-- Start of Data shown --

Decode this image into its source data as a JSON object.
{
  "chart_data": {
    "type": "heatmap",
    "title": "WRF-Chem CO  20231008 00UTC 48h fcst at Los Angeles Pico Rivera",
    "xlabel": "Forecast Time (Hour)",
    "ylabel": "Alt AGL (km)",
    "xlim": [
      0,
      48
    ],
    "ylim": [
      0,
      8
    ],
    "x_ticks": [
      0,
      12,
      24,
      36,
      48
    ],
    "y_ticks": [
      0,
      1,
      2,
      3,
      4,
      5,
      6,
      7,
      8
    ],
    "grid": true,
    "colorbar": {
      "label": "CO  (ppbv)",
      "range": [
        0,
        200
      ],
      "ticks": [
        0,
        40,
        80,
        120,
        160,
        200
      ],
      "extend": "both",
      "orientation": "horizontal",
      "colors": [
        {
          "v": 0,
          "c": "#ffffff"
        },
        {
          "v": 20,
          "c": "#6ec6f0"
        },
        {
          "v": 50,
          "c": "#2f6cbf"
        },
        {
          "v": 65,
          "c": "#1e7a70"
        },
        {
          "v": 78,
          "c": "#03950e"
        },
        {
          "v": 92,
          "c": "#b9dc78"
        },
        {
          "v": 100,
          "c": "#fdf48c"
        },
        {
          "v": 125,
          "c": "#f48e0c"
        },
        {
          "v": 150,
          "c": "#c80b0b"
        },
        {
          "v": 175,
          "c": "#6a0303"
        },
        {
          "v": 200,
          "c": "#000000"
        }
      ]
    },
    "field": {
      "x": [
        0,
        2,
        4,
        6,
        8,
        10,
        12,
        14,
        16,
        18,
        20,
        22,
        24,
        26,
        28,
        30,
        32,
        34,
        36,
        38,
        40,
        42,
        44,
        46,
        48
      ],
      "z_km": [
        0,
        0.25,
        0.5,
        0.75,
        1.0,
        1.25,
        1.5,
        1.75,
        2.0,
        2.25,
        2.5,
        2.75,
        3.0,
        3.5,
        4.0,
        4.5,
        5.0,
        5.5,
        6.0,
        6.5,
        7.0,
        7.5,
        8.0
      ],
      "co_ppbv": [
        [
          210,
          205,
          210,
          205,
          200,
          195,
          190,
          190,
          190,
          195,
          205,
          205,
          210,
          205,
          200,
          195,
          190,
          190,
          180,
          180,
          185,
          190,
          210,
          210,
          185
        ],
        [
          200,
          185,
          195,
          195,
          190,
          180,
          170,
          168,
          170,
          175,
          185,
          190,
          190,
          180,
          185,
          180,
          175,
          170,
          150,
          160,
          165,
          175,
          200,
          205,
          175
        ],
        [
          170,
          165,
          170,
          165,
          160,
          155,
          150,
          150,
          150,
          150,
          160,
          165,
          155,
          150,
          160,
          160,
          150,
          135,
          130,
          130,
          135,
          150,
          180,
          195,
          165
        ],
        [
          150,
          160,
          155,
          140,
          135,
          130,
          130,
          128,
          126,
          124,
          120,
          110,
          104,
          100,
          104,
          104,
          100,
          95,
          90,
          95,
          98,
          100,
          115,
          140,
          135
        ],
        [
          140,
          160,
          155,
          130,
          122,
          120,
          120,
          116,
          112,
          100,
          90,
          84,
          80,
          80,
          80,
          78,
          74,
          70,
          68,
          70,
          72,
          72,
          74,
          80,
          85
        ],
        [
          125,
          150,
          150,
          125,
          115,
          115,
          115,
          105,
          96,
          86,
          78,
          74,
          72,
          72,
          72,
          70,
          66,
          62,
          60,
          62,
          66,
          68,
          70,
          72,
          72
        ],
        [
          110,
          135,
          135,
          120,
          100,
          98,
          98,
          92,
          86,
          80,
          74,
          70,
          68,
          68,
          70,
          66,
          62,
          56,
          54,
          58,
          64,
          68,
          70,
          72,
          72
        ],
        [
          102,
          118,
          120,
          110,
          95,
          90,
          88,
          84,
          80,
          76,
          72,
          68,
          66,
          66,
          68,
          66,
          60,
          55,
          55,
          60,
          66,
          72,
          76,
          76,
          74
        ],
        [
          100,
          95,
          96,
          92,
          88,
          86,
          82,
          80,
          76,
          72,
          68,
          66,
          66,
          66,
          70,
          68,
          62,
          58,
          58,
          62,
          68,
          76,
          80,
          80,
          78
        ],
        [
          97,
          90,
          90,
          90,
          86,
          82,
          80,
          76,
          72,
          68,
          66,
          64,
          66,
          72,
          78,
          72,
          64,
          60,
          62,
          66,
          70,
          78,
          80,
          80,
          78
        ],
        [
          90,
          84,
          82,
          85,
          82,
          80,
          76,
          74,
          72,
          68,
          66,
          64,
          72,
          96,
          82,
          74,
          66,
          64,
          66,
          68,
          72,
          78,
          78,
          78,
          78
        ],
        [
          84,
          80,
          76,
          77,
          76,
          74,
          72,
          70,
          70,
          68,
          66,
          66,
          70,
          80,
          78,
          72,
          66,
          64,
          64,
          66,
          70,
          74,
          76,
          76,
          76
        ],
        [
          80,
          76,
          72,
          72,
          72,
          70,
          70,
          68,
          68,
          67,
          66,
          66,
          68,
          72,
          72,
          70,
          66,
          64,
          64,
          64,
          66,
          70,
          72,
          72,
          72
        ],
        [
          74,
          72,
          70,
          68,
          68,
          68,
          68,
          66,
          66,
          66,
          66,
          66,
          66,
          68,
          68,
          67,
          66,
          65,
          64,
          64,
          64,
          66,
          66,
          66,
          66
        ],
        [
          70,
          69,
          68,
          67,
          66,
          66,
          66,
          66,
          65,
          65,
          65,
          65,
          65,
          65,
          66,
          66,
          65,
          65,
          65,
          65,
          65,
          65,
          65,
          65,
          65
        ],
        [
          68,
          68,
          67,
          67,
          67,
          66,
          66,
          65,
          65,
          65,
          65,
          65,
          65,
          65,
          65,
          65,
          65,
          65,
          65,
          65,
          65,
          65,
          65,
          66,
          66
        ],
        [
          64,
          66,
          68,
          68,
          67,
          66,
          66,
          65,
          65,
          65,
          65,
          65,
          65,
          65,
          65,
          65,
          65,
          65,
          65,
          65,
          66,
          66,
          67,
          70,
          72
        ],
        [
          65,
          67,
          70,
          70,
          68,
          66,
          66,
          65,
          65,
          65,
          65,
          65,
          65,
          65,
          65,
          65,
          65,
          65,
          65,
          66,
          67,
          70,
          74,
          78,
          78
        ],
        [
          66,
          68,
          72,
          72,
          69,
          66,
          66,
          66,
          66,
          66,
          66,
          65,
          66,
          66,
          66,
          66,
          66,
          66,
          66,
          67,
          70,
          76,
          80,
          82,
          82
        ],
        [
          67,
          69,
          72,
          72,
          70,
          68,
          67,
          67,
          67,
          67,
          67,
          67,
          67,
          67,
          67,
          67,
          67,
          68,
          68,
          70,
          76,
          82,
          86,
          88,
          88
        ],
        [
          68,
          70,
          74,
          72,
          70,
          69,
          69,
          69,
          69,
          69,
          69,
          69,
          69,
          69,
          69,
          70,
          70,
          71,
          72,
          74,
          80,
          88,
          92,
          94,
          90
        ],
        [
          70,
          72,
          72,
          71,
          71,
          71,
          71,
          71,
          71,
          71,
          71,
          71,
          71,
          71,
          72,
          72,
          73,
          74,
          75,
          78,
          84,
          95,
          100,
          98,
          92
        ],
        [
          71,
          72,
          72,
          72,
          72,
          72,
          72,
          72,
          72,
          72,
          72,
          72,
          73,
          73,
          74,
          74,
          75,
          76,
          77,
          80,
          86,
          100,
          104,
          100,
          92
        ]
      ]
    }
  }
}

-- End of Data shown --

**Objective**: Print all the data exactly.

**Exercise answer**:
Decode this image into its source data as a JSON object.
{
  "chart_data": {
    "type": "heatmap",
    "title": "WRF-Chem CO  20231008 00UTC 48h fcst at Los Angeles Pico Rivera",
    "xlabel": "Forecast Time (Hour)",
    "ylabel": "Alt AGL (km)",
    "xlim": [
      0,
      48
    ],
    "ylim": [
      0,
      8
    ],
    "x_ticks": [
      0,
      12,
      24,
      36,
      48
    ],
    "y_ticks": [
      0,
      1,
      2,
      3,
      4,
      5,
      6,
      7,
      8
    ],
    "grid": true,
    "colorbar": {
      "label": "CO  (ppbv)",
      "range": [
        0,
        200
      ],
      "ticks": [
        0,
        40,
        80,
        120,
        160,
        200
      ],
      "extend": "both",
      "orientation": "horizontal",
      "colors": [
        {
          "v": 0,
          "c": "#ffffff"
        },
        {
          "v": 20,
          "c": "#6ec6f0"
        },
        {
          "v": 50,
          "c": "#2f6cbf"
        },
        {
          "v": 65,
          "c": "#1e7a70"
        },
        {
          "v": 78,
          "c": "#03950e"
        },
        {
          "v": 92,
          "c": "#b9dc78"
        },
        {
          "v": 100,
          "c": "#fdf48c"
        },
        {
          "v": 125,
          "c": "#f48e0c"
        },
        {
          "v": 150,
          "c": "#c80b0b"
        },
        {
          "v": 175,
          "c": "#6a0303"
        },
        {
          "v": 200,
          "c": "#000000"
        }
      ]
    },
    "field": {
      "x": [
        0,
        2,
        4,
        6,
        8,
        10,
        12,
        14,
        16,
        18,
        20,
        22,
        24,
        26,
        28,
        30,
        32,
        34,
        36,
        38,
        40,
        42,
        44,
        46,
        48
      ],
      "z_km": [
        0,
        0.25,
        0.5,
        0.75,
        1.0,
        1.25,
        1.5,
        1.75,
        2.0,
        2.25,
        2.5,
        2.75,
        3.0,
        3.5,
        4.0,
        4.5,
        5.0,
        5.5,
        6.0,
        6.5,
        7.0,
        7.5,
        8.0
      ],
      "co_ppbv": [
        [
          210,
          205,
          210,
          205,
          200,
          195,
          190,
          190,
          190,
          195,
          205,
          205,
          210,
          205,
          200,
          195,
          190,
          190,
          180,
          180,
          185,
          190,
          210,
          210,
          185
        ],
        [
          200,
          185,
          195,
          195,
          190,
          180,
          170,
          168,
          170,
          175,
          185,
          190,
          190,
          180,
          185,
          180,
          175,
          170,
          150,
          160,
          165,
          175,
          200,
          205,
          175
        ],
        [
          170,
          165,
          170,
          165,
          160,
          155,
          150,
          150,
          150,
          150,
          160,
          165,
          155,
          150,
          160,
          160,
          150,
          135,
          130,
          130,
          135,
          150,
          180,
          195,
          165
        ],
        [
          150,
          160,
          155,
          140,
          135,
          130,
          130,
          128,
          126,
          124,
          120,
          110,
          104,
          100,
          104,
          104,
          100,
          95,
          90,
          95,
          98,
          100,
          115,
          140,
          135
        ],
        [
          140,
          160,
          155,
          130,
          122,
          120,
          120,
          116,
          112,
          100,
          90,
          84,
          80,
          80,
          80,
          78,
          74,
          70,
          68,
          70,
          72,
          72,
          74,
          80,
          85
        ],
        [
          125,
          150,
          150,
          125,
          115,
          115,
          115,
          105,
          96,
          86,
          78,
          74,
          72,
          72,
          72,
          70,
          66,
          62,
          60,
          62,
          66,
          68,
          70,
          72,
          72
        ],
        [
          110,
          135,
          135,
          120,
          100,
          98,
          98,
          92,
          86,
          80,
          74,
          70,
          68,
          68,
          70,
          66,
          62,
          56,
          54,
          58,
          64,
          68,
          70,
          72,
          72
        ],
        [
          102,
          118,
          120,
          110,
          95,
          90,
          88,
          84,
          80,
          76,
          72,
          68,
          66,
          66,
          68,
          66,
          60,
          55,
          55,
          60,
          66,
          72,
          76,
          76,
          74
        ],
        [
          100,
          95,
          96,
          92,
          88,
          86,
          82,
          80,
          76,
          72,
          68,
          66,
          66,
          66,
          70,
          68,
          62,
          58,
          58,
          62,
          68,
          76,
          80,
          80,
          78
        ],
        [
          97,
          90,
          90,
          90,
          86,
          82,
          80,
          76,
          72,
          68,
          66,
          64,
          66,
          72,
          78,
          72,
          64,
          60,
          62,
          66,
          70,
          78,
          80,
          80,
          78
        ],
        [
          90,
          84,
          82,
          85,
          82,
          80,
          76,
          74,
          72,
          68,
          66,
          64,
          72,
          96,
          82,
          74,
          66,
          64,
          66,
          68,
          72,
          78,
          78,
          78,
          78
        ],
        [
          84,
          80,
          76,
          77,
          76,
          74,
          72,
          70,
          70,
          68,
          66,
          66,
          70,
          80,
          78,
          72,
          66,
          64,
          64,
          66,
          70,
          74,
          76,
          76,
          76
        ],
        [
          80,
          76,
          72,
          72,
          72,
          70,
          70,
          68,
          68,
          67,
          66,
          66,
          68,
          72,
          72,
          70,
          66,
          64,
          64,
          64,
          66,
          70,
          72,
          72,
          72
        ],
        [
          74,
          72,
          70,
          68,
          68,
          68,
          68,
          66,
          66,
          66,
          66,
          66,
          66,
          68,
          68,
          67,
          66,
          65,
          64,
          64,
          64,
          66,
          66,
          66,
          66
        ],
        [
          70,
          69,
          68,
          67,
          66,
          66,
          66,
          66,
          65,
          65,
          65,
          65,
          65,
          65,
          66,
          66,
          65,
          65,
          65,
          65,
          65,
          65,
          65,
          65,
          65
        ],
        [
          68,
          68,
          67,
          67,
          67,
          66,
          66,
          65,
          65,
          65,
          65,
          65,
          65,
          65,
          65,
          65,
          65,
          65,
          65,
          65,
          65,
          65,
          65,
          66,
          66
        ],
        [
          64,
          66,
          68,
          68,
          67,
          66,
          66,
          65,
          65,
          65,
          65,
          65,
          65,
          65,
          65,
          65,
          65,
          65,
          65,
          65,
          66,
          66,
          67,
          70,
          72
        ],
        [
          65,
          67,
          70,
          70,
          68,
          66,
          66,
          65,
          65,
          65,
          65,
          65,
          65,
          65,
          65,
          65,
          65,
          65,
          65,
          66,
          67,
          70,
          74,
          78,
          78
        ],
        [
          66,
          68,
          72,
          72,
          69,
          66,
          66,
          66,
          66,
          66,
          66,
          65,
          66,
          66,
          66,
          66,
          66,
          66,
          66,
          67,
          70,
          76,
          80,
          82,
          82
        ],
        [
          67,
          69,
          72,
          72,
          70,
          68,
          67,
          67,
          67,
          67,
          67,
          67,
          67,
          67,
          67,
          67,
          67,
          68,
          68,
          70,
          76,
          82,
          86,
          88,
          88
        ],
        [
          68,
          70,
          74,
          72,
          70,
          69,
          69,
          69,
          69,
          69,
          69,
          69,
          69,
          69,
          69,
          70,
          70,
          71,
          72,
          74,
          80,
          88,
          92,
          94,
          90
        ],
        [
          70,
          72,
          72,
          71,
          71,
          71,
          71,
          71,
          71,
          71,
          71,
          71,
          71,
          71,
          72,
          72,
          73,
          74,
          75,
          78,
          84,
          95,
          100,
          98,
          92
        ],
        [
          71,
          72,
          72,
          72,
          72,
          72,
          72,
          72,
          72,
          72,
          72,
          72,
          73,
          73,
          74,
          74,
          75,
          76,
          77,
          80,
          86,
          100,
          104,
          100,
          92
        ]
      ]
    }
  }
}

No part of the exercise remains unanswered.